**SET PROBLEM**
Below are some records. Pull every line that contains the word "this".

**RECORDS SHOWN**
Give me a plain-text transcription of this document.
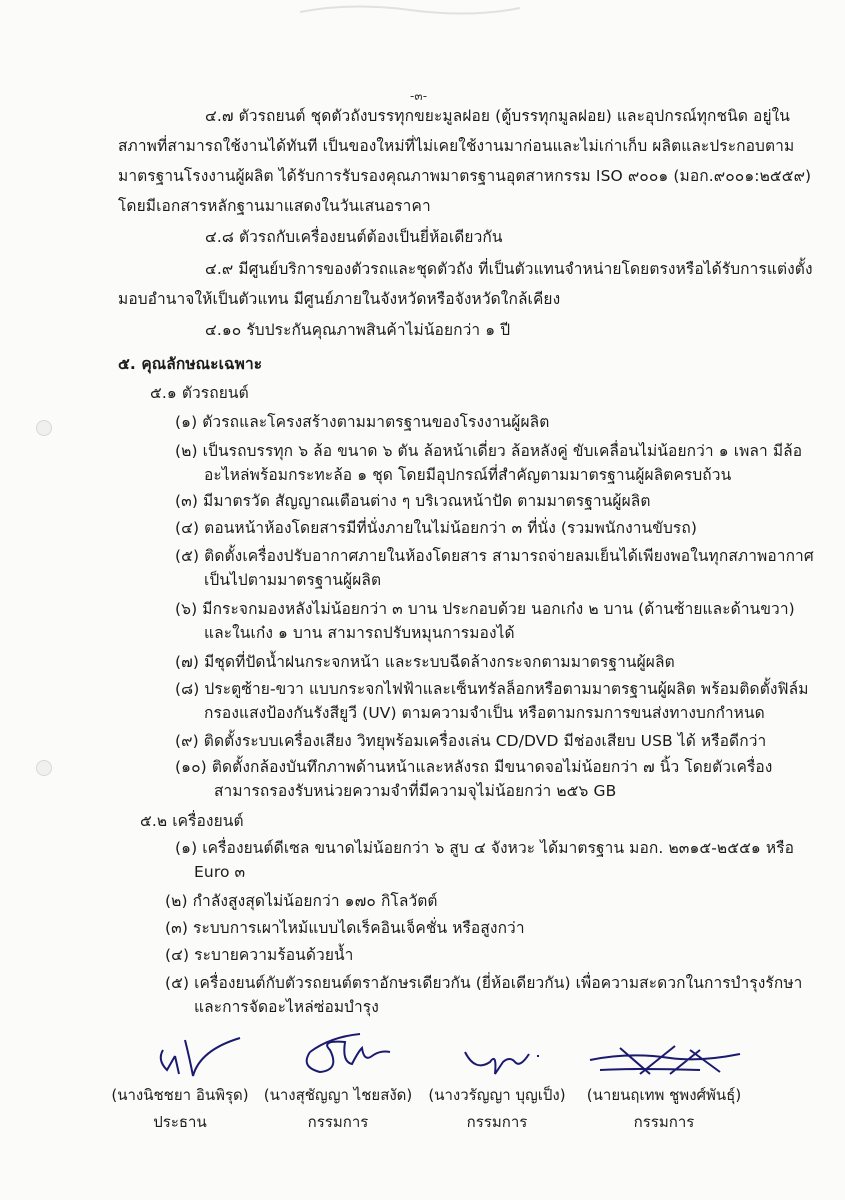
-๓-
๔.๗ ตัวรถยนต์ ชุดตัวถังบรรทุกขยะมูลฝอย (ตู้บรรทุกมูลฝอย) และอุปกรณ์ทุกชนิด อยู่ใน
สภาพที่สามารถใช้งานได้ทันที เป็นของใหม่ที่ไม่เคยใช้งานมาก่อนและไม่เก่าเก็บ ผลิตและประกอบตาม
มาตรฐานโรงงานผู้ผลิต ได้รับการรับรองคุณภาพมาตรฐานอุตสาหกรรม ISO ๙๐๐๑ (มอก.๙๐๐๑:๒๕๕๙)
โดยมีเอกสารหลักฐานมาแสดงในวันเสนอราคา
๔.๘ ตัวรถกับเครื่องยนต์ต้องเป็นยี่ห้อเดียวกัน
๔.๙ มีศูนย์บริการของตัวรถและชุดตัวถัง ที่เป็นตัวแทนจำหน่ายโดยตรงหรือได้รับการแต่งตั้ง
มอบอำนาจให้เป็นตัวแทน มีศูนย์ภายในจังหวัดหรือจังหวัดใกล้เคียง
๔.๑๐ รับประกันคุณภาพสินค้าไม่น้อยกว่า ๑ ปี
๕. คุณลักษณะเฉพาะ
๕.๑ ตัวรถยนต์
(๑) ตัวรถและโครงสร้างตามมาตรฐานของโรงงานผู้ผลิต
(๒) เป็นรถบรรทุก ๖ ล้อ ขนาด ๖ ตัน ล้อหน้าเดี่ยว ล้อหลังคู่ ขับเคลื่อนไม่น้อยกว่า ๑ เพลา มีล้อ
อะไหล่พร้อมกระทะล้อ ๑ ชุด โดยมีอุปกรณ์ที่สำคัญตามมาตรฐานผู้ผลิตครบถ้วน
(๓) มีมาตรวัด สัญญาณเตือนต่าง ๆ บริเวณหน้าปัด ตามมาตรฐานผู้ผลิต
(๔) ตอนหน้าห้องโดยสารมีที่นั่งภายในไม่น้อยกว่า ๓ ที่นั่ง (รวมพนักงานขับรถ)
(๕) ติดตั้งเครื่องปรับอากาศภายในห้องโดยสาร สามารถจ่ายลมเย็นได้เพียงพอในทุกสภาพอากาศ
เป็นไปตามมาตรฐานผู้ผลิต
(๖) มีกระจกมองหลังไม่น้อยกว่า ๓ บาน ประกอบด้วย นอกเก๋ง ๒ บาน (ด้านซ้ายและด้านขวา)
และในเก๋ง ๑ บาน สามารถปรับหมุนการมองได้
(๗) มีชุดที่ปัดน้ำฝนกระจกหน้า และระบบฉีดล้างกระจกตามมาตรฐานผู้ผลิต
(๘) ประตูซ้าย-ขวา แบบกระจกไฟฟ้าและเซ็นทรัลล็อกหรือตามมาตรฐานผู้ผลิต พร้อมติดตั้งฟิล์ม
กรองแสงป้องกันรังสียูวี (UV) ตามความจำเป็น หรือตามกรมการขนส่งทางบกกำหนด
(๙) ติดตั้งระบบเครื่องเสียง วิทยุพร้อมเครื่องเล่น CD/DVD มีช่องเสียบ USB ได้ หรือดีกว่า
(๑๐) ติดตั้งกล้องบันทึกภาพด้านหน้าและหลังรถ มีขนาดจอไม่น้อยกว่า ๗ นิ้ว โดยตัวเครื่อง
สามารถรองรับหน่วยความจำที่มีความจุไม่น้อยกว่า ๒๕๖ GB
๕.๒ เครื่องยนต์
(๑) เครื่องยนต์ดีเซล ขนาดไม่น้อยกว่า ๖ สูบ ๔ จังหวะ ได้มาตรฐาน มอก. ๒๓๑๕-๒๕๕๑ หรือ
Euro ๓
(๒) กำลังสูงสุดไม่น้อยกว่า ๑๗๐ กิโลวัตต์
(๓) ระบบการเผาไหม้แบบไดเร็คอินเจ็คชั่น หรือสูงกว่า
(๔) ระบายความร้อนด้วยน้ำ
(๕) เครื่องยนต์กับตัวรถยนต์ตราอักษรเดียวกัน (ยี่ห้อเดียวกัน) เพื่อความสะดวกในการบำรุงรักษา
และการจัดอะไหล่ซ่อมบำรุง
(นางนิชชยา อินพิรุด)
ประธาน
(นางสุชัญญา ไชยสงัด)
กรรมการ
(นางวรัญญา บุญเป็ง)
กรรมการ
(นายนฤเทพ ชูพงศ์พันธุ์)
กรรมการ
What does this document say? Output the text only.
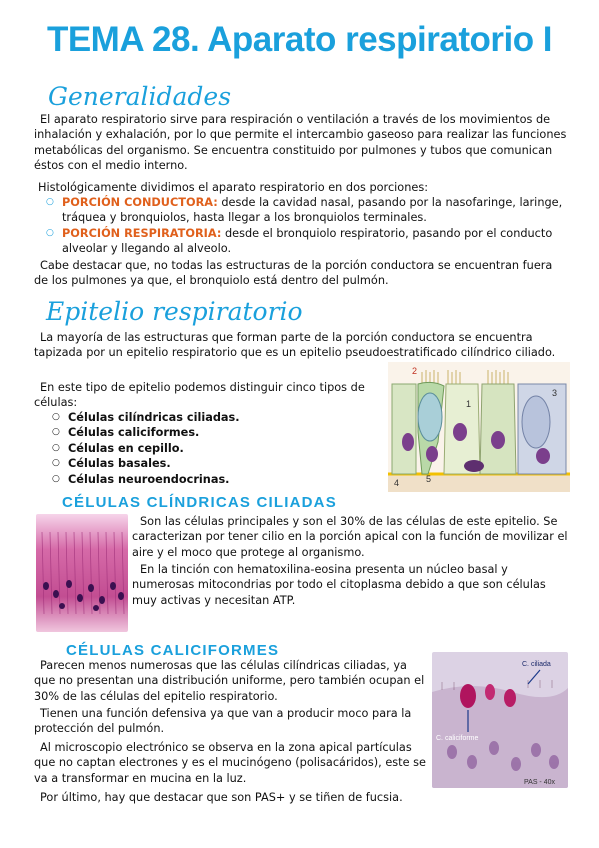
TEMA 28. Aparato respiratorio I
Generalidades
El aparato respiratorio sirve para respiración o ventilación a través de los movimientos de inhalación y exhalación, por lo que permite el intercambio gaseoso para realizar las funciones metabólicas del organismo. Se encuentra constituido por pulmones y tubos que comunican éstos con el medio interno.
Histológicamente dividimos el aparato respiratorio en dos porciones:
○ PORCIÓN CONDUCTORA: desde la cavidad nasal, pasando por la nasofaringe, laringe, tráquea y bronquiolos, hasta llegar a los bronquiolos terminales.
○ PORCIÓN RESPIRATORIA: desde el bronquiolo respiratorio, pasando por el conducto alveolar y llegando al alveolo.
Cabe destacar que, no todas las estructuras de la porción conductora se encuentran fuera de los pulmones ya que, el bronquiolo está dentro del pulmón.
Epitelio respiratorio
La mayoría de las estructuras que forman parte de la porción conductora se encuentra tapizada por un epitelio respiratorio que es un epitelio pseudoestratificado cilíndrico ciliado.
En este tipo de epitelio podemos distinguir cinco tipos de células:
○ Células cilíndricas ciliadas.
○ Células caliciformes.
○ Células en cepillo.
○ Células basales.
○ Células neuroendocrinas.
1
2
3
4	5
CÉLULAS CLÍNDRICAS CILIADAS
Son las células principales y son el 30% de las células de este epitelio. Se caracterizan por tener cilio en la porción apical con la función de movilizar el aire y el moco que protege al organismo.
En la tinción con hematoxilina-eosina presenta un núcleo basal y numerosas mitocondrias por todo el citoplasma debido a que son células muy activas y necesitan ATP.
CÉLULAS CALICIFORMES
Parecen menos numerosas que las células cilíndricas ciliadas, ya que no presentan una distribución uniforme, pero también ocupan el 30% de las células del epitelio respiratorio.
Tienen una función defensiva ya que van a producir moco para la protección del pulmón.
Al microscopio electrónico se observa en la zona apical partículas que no captan electrones y es el mucinógeno (polisacáridos), este se va a transformar en mucina en la luz.
Por último, hay que destacar que son PAS+ y se tiñen de fucsia.
C. ciliada
C. caliciforme
PAS - 40x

**PROBLEM SOLUTION**
Give me a plain-text transcription of this document.
What does this document say? Output the text only.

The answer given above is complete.